> **REQUIRED TASK**:
Reproduce the listing below without changes, except that pictures are left out.

═════ PROVIDED ENTRIES

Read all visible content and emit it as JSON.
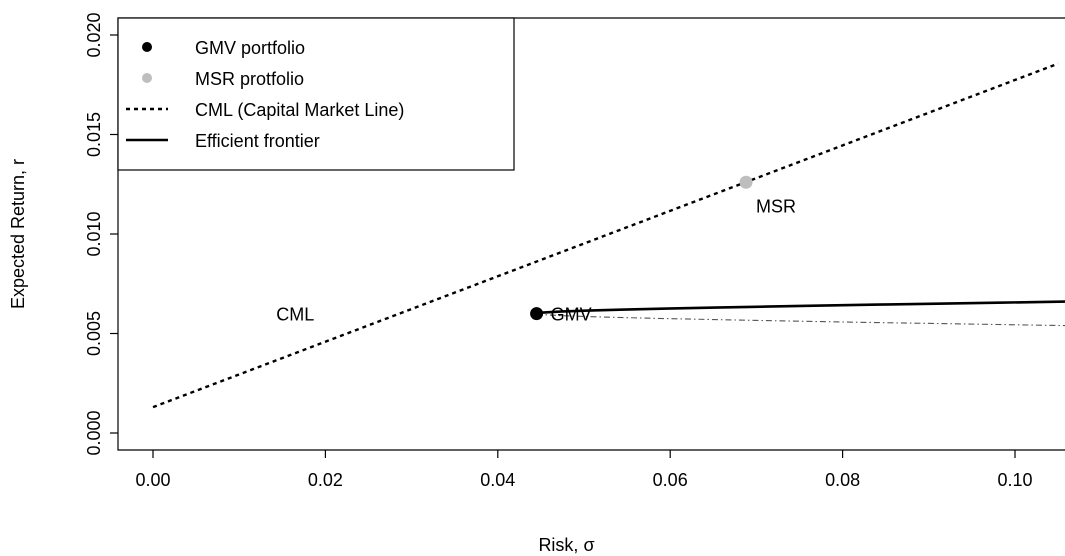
{
  "chart_data": {
    "type": "line",
    "xlabel": "Risk, σ",
    "ylabel": "Expected Return,  r",
    "xlim": [
      0.0,
      0.105
    ],
    "ylim": [
      -0.0008,
      0.0208
    ],
    "x_ticks": [
      0.0,
      0.02,
      0.04,
      0.06,
      0.08,
      0.1
    ],
    "x_tick_labels": [
      "0.00",
      "0.02",
      "0.04",
      "0.06",
      "0.08",
      "0.10"
    ],
    "y_ticks": [
      0.0,
      0.005,
      0.01,
      0.015,
      0.02
    ],
    "y_tick_labels": [
      "0.000",
      "0.005",
      "0.010",
      "0.015",
      "0.020"
    ],
    "grid": false,
    "legend_position": "top-left",
    "legend": [
      {
        "label": "GMV portfolio",
        "symbol": "point",
        "color": "#000000"
      },
      {
        "label": "MSR protfolio",
        "symbol": "point",
        "color": "#bebebe"
      },
      {
        "label": "CML (Capital  Market Line)",
        "symbol": "dashed-line",
        "color": "#000000"
      },
      {
        "label": "Efficient frontier",
        "symbol": "solid-line",
        "color": "#000000"
      }
    ],
    "points": {
      "gmv": {
        "x": 0.0445,
        "y": 0.006,
        "label": "GMV",
        "color": "#000000"
      },
      "msr": {
        "x": 0.0688,
        "y": 0.0126,
        "label": "MSR",
        "color": "#bebebe"
      }
    },
    "cml": {
      "intercept": 0.0013,
      "slope": 0.1644,
      "x_start": 0.0
    },
    "frontier": {
      "sigma_min": 0.0445,
      "r_gmv": 0.006,
      "a": 0.0063
    },
    "annotations": [
      {
        "text": "CML",
        "x": 0.0165,
        "y": 0.006
      }
    ]
  }
}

══════════

> **OUTPUT FOR THIS TASK**:
Read all visible content and emit it as JSON.
{
  "chart_data": {
    "type": "line",
    "xlabel": "Risk, σ",
    "ylabel": "Expected Return,  r",
    "xlim": [
      0.0,
      0.105
    ],
    "ylim": [
      -0.0008,
      0.0208
    ],
    "x_ticks": [
      0.0,
      0.02,
      0.04,
      0.06,
      0.08,
      0.1
    ],
    "x_tick_labels": [
      "0.00",
      "0.02",
      "0.04",
      "0.06",
      "0.08",
      "0.10"
    ],
    "y_ticks": [
      0.0,
      0.005,
      0.01,
      0.015,
      0.02
    ],
    "y_tick_labels": [
      "0.000",
      "0.005",
      "0.010",
      "0.015",
      "0.020"
    ],
    "grid": false,
    "legend_position": "top-left",
    "legend": [
      {
        "label": "GMV portfolio",
        "symbol": "point",
        "color": "#000000"
      },
      {
        "label": "MSR protfolio",
        "symbol": "point",
        "color": "#bebebe"
      },
      {
        "label": "CML (Capital  Market Line)",
        "symbol": "dashed-line",
        "color": "#000000"
      },
      {
        "label": "Efficient frontier",
        "symbol": "solid-line",
        "color": "#000000"
      }
    ],
    "points": {
      "gmv": {
        "x": 0.0445,
        "y": 0.006,
        "label": "GMV",
        "color": "#000000"
      },
      "msr": {
        "x": 0.0688,
        "y": 0.0126,
        "label": "MSR",
        "color": "#bebebe"
      }
    },
    "cml": {
      "intercept": 0.0013,
      "slope": 0.1644,
      "x_start": 0.0
    },
    "frontier": {
      "sigma_min": 0.0445,
      "r_gmv": 0.006,
      "a": 0.0063
    },
    "annotations": [
      {
        "text": "CML",
        "x": 0.0165,
        "y": 0.006
      }
    ]
  }
}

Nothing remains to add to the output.